Stated task
Please quote exactly the lines below from the line containing "What data populates" to the line containing "Parse this screenshot: output", both lines included, and nothing else.

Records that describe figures
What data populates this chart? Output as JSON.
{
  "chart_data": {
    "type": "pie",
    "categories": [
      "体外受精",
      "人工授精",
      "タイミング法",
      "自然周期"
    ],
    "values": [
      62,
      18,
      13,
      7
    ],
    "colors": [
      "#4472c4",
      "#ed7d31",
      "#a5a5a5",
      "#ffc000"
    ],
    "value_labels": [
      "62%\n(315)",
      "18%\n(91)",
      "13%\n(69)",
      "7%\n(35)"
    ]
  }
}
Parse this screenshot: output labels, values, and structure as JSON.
--
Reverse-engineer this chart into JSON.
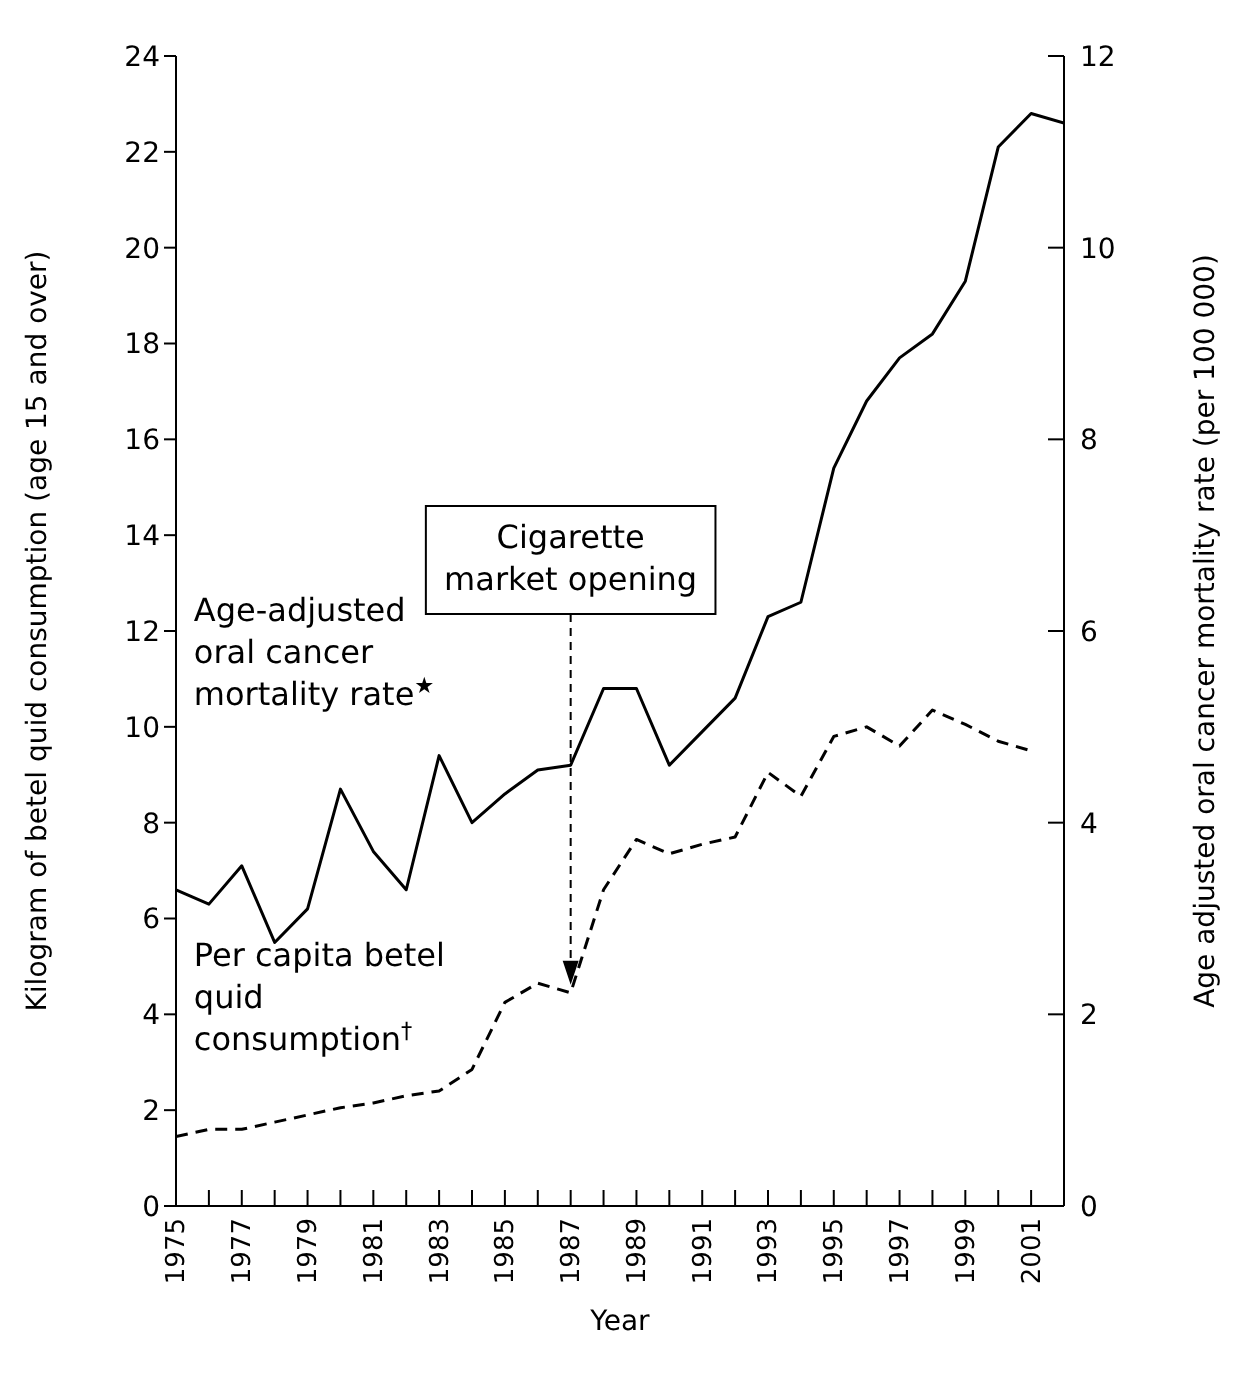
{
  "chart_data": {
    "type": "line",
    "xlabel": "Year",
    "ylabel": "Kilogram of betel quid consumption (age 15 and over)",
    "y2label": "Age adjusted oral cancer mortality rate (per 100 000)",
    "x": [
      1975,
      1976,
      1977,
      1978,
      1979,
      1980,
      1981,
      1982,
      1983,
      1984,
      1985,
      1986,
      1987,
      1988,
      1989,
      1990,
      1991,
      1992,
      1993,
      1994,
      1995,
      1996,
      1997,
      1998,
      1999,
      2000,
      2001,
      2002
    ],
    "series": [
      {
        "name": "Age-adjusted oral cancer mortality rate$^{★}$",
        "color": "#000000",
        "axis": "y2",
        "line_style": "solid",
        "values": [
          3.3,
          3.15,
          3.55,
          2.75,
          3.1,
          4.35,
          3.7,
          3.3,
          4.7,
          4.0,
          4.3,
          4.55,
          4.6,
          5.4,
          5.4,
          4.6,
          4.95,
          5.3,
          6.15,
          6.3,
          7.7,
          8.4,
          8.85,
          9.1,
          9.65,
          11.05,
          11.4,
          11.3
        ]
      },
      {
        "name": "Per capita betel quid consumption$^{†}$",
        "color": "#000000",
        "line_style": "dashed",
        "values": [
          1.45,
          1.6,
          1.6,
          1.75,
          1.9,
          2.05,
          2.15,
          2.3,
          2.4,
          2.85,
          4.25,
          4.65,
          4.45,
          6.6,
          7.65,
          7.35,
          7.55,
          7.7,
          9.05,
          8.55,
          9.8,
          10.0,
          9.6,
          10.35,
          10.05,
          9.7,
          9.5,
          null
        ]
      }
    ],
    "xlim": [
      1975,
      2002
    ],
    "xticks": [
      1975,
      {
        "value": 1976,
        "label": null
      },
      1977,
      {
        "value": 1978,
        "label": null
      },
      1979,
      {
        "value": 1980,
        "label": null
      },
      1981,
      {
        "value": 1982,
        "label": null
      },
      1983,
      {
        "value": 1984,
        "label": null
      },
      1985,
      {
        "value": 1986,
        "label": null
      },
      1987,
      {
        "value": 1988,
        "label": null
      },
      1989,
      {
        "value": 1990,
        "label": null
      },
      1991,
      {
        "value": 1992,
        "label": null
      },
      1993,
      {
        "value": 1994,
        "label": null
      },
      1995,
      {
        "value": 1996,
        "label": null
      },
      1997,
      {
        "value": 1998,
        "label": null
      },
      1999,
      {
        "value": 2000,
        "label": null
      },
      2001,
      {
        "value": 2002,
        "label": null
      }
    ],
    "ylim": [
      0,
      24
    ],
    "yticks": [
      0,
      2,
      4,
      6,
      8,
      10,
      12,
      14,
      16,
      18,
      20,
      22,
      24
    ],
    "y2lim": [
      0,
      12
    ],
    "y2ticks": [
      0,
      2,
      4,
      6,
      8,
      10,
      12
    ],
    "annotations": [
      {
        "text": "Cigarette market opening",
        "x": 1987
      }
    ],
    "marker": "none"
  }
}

Completed task
What data populates this chart? Output as JSON.
{
  "chart_data": {
    "type": "pie",
    "categories": [
      "体外受精",
      "人工授精",
      "タイミング法",
      "自然周期"
    ],
    "values": [
      62,
      18,
      13,
      7
    ],
    "colors": [
      "#4472c4",
      "#ed7d31",
      "#a5a5a5",
      "#ffc000"
    ],
    "value_labels": [
      "62%\n(315)",
      "18%\n(91)",
      "13%\n(69)",
      "7%\n(35)"
    ]
  }
}
Parse this screenshot: output labels, values, and structure as JSON.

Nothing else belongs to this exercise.